◆ Aim of the task: Using the data below, copy each line that includes the word "time".

◆ Dataset rows:
· · · · · · ·

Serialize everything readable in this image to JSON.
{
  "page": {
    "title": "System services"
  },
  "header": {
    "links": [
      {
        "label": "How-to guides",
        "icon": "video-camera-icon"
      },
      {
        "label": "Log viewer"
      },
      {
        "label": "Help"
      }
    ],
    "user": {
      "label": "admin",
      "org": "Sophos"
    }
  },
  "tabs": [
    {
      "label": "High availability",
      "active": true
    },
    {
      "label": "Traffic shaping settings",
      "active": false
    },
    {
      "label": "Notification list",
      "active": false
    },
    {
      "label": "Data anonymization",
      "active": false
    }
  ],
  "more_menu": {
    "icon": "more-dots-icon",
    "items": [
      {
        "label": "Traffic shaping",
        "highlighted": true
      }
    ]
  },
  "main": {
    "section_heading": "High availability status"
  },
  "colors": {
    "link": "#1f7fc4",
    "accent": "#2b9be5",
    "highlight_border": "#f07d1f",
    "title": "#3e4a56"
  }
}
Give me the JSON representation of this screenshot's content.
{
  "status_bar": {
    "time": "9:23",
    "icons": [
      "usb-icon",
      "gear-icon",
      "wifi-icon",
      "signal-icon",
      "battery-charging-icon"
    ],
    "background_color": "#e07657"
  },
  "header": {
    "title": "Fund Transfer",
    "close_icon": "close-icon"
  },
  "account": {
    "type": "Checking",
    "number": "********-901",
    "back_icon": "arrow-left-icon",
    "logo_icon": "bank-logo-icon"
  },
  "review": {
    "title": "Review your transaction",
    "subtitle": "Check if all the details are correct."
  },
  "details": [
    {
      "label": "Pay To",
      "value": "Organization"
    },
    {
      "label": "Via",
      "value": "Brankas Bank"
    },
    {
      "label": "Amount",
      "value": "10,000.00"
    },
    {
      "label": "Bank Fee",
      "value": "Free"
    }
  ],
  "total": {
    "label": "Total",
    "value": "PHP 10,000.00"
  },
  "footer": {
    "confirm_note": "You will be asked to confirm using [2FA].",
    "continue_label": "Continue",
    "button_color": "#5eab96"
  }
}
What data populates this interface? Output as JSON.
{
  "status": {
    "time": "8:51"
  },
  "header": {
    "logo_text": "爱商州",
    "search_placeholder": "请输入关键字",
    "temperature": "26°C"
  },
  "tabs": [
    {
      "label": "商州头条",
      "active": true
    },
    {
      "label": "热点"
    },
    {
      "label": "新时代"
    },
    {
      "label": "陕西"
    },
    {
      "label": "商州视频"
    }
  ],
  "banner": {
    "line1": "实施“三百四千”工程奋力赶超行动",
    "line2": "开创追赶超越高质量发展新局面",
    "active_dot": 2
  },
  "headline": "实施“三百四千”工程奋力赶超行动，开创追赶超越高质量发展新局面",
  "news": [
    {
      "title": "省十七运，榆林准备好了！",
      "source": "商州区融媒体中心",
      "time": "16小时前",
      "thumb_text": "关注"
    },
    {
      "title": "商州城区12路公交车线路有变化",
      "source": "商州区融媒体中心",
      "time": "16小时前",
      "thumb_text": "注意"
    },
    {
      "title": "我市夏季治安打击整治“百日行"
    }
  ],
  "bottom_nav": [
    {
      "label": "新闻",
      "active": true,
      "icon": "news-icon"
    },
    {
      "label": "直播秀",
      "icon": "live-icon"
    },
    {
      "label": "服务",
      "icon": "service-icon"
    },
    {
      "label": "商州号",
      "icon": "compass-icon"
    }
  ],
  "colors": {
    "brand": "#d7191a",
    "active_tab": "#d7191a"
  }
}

· · · · · · ·

◆ Written answer:
    "time": "9:23",
    "time": "8:51"
      "time": "16小时前",
      "time": "16小时前",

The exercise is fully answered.